>> START

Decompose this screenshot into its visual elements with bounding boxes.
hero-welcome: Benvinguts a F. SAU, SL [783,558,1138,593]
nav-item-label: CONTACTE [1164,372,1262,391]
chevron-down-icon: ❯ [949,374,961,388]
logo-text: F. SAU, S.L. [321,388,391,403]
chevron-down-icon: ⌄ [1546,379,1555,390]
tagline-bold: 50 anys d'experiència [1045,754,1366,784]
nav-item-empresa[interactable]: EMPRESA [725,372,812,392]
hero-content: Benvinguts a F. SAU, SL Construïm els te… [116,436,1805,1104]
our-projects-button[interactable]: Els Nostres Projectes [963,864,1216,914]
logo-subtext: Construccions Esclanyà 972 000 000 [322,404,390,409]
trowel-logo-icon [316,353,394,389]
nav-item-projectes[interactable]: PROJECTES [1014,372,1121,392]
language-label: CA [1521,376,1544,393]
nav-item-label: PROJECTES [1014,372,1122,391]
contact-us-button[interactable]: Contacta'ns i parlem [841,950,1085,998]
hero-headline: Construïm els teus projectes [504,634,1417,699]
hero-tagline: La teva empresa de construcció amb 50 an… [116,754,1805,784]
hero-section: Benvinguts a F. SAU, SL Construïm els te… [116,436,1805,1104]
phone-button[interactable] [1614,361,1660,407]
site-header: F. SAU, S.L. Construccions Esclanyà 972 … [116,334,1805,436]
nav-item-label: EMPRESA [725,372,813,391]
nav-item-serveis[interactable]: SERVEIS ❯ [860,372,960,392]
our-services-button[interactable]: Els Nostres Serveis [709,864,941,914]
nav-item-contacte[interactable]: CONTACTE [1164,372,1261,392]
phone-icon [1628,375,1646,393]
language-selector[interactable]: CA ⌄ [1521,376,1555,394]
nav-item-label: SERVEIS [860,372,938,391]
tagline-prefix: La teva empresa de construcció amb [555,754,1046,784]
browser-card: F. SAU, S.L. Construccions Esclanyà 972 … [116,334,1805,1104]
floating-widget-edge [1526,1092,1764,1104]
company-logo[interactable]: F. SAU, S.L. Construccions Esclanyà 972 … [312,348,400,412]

>> END

* [EXERCISE TASK]
Copy all of the rows above verbatim, line by line.

* [SOLUTION FOR THIS EXERCISE]
Decompose this screenshot into its visual elements with bounding boxes.
hero-welcome: Benvinguts a F. SAU, SL [783,558,1138,593]
nav-item-label: CONTACTE [1164,372,1262,391]
chevron-down-icon: ❯ [949,374,961,388]
logo-text: F. SAU, S.L. [321,388,391,403]
chevron-down-icon: ⌄ [1546,379,1555,390]
tagline-bold: 50 anys d'experiència [1045,754,1366,784]
nav-item-empresa[interactable]: EMPRESA [725,372,812,392]
hero-content: Benvinguts a F. SAU, SL Construïm els te… [116,436,1805,1104]
our-projects-button[interactable]: Els Nostres Projectes [963,864,1216,914]
logo-subtext: Construccions Esclanyà 972 000 000 [322,404,390,409]
trowel-logo-icon [316,353,394,389]
nav-item-projectes[interactable]: PROJECTES [1014,372,1121,392]
language-label: CA [1521,376,1544,393]
nav-item-label: PROJECTES [1014,372,1122,391]
contact-us-button[interactable]: Contacta'ns i parlem [841,950,1085,998]
hero-headline: Construïm els teus projectes [504,634,1417,699]
hero-tagline: La teva empresa de construcció amb 50 an… [116,754,1805,784]
hero-section: Benvinguts a F. SAU, SL Construïm els te… [116,436,1805,1104]
phone-button[interactable] [1614,361,1660,407]
site-header: F. SAU, S.L. Construccions Esclanyà 972 … [116,334,1805,436]
nav-item-label: EMPRESA [725,372,813,391]
nav-item-serveis[interactable]: SERVEIS ❯ [860,372,960,392]
our-services-button[interactable]: Els Nostres Serveis [709,864,941,914]
nav-item-contacte[interactable]: CONTACTE [1164,372,1261,392]
phone-icon [1628,375,1646,393]
language-selector[interactable]: CA ⌄ [1521,376,1555,394]
nav-item-label: SERVEIS [860,372,938,391]
tagline-prefix: La teva empresa de construcció amb [555,754,1046,784]
browser-card: F. SAU, S.L. Construccions Esclanyà 972 … [116,334,1805,1104]
floating-widget-edge [1526,1092,1764,1104]
company-logo[interactable]: F. SAU, S.L. Construccions Esclanyà 972 … [312,348,400,412]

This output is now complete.